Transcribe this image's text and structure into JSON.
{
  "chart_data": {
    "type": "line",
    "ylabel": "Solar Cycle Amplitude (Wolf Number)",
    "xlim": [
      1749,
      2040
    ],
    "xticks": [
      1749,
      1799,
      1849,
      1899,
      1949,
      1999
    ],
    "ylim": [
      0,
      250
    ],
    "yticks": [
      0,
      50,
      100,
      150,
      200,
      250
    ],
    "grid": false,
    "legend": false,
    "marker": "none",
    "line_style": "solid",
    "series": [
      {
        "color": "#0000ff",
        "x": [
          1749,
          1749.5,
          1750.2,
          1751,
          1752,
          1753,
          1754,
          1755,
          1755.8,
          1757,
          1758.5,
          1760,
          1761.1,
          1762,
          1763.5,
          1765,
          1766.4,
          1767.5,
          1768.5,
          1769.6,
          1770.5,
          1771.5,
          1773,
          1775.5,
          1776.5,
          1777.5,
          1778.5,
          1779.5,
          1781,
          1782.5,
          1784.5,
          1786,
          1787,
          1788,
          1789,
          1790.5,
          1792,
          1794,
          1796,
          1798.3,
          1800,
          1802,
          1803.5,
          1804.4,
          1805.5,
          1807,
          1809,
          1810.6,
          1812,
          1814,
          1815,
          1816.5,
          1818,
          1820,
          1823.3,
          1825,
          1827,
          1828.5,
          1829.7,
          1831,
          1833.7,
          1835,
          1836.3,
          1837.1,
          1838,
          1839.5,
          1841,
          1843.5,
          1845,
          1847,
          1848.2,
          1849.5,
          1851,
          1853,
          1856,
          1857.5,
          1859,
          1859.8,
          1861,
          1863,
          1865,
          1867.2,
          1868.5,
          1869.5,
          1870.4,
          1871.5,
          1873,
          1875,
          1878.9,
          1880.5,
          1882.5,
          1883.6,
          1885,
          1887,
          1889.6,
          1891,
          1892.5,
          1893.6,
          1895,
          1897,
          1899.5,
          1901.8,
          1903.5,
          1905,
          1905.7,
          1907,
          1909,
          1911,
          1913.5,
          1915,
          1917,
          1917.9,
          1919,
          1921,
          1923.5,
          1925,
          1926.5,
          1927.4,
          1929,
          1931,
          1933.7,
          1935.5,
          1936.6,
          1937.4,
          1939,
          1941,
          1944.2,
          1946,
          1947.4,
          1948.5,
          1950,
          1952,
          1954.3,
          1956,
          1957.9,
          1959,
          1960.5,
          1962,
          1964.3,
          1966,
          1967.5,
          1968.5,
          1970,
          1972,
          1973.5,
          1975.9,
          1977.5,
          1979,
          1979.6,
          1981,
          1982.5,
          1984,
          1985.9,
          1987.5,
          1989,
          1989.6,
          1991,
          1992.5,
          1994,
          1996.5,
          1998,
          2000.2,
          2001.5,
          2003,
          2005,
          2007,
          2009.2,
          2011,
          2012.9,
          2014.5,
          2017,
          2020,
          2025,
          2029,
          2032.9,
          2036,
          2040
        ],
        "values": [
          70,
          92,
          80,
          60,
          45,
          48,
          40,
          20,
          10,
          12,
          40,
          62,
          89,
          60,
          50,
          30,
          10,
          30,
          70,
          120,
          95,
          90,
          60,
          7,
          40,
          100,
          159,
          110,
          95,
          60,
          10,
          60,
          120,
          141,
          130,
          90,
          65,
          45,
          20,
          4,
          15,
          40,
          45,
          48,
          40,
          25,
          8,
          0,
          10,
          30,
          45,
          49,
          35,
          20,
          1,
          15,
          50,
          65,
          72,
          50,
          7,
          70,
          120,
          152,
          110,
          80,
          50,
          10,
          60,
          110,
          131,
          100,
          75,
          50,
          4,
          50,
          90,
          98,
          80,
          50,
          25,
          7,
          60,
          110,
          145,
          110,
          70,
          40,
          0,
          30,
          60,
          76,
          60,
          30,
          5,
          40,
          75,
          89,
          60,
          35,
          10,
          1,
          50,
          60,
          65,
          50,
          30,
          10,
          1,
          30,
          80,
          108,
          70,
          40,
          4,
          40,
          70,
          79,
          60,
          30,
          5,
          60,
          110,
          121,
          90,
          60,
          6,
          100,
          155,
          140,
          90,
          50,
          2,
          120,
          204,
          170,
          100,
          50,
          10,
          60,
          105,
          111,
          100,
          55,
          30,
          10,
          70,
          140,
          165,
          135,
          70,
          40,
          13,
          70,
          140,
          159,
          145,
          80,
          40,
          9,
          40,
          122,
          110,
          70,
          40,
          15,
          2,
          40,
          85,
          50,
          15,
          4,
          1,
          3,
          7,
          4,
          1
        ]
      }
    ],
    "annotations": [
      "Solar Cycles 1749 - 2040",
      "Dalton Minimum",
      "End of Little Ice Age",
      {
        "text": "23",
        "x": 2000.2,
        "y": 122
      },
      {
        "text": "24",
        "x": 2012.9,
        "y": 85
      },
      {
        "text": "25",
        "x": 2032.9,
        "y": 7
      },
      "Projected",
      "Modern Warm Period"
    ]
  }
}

============

> **TASK STATEMENT**
Find all lines holding the string "text" and copy them.

> **RESULT OF THE TASK**
Transcribe this image's text and structure into JSON.
        "text": "23",
        "text": "24",
        "text": "25",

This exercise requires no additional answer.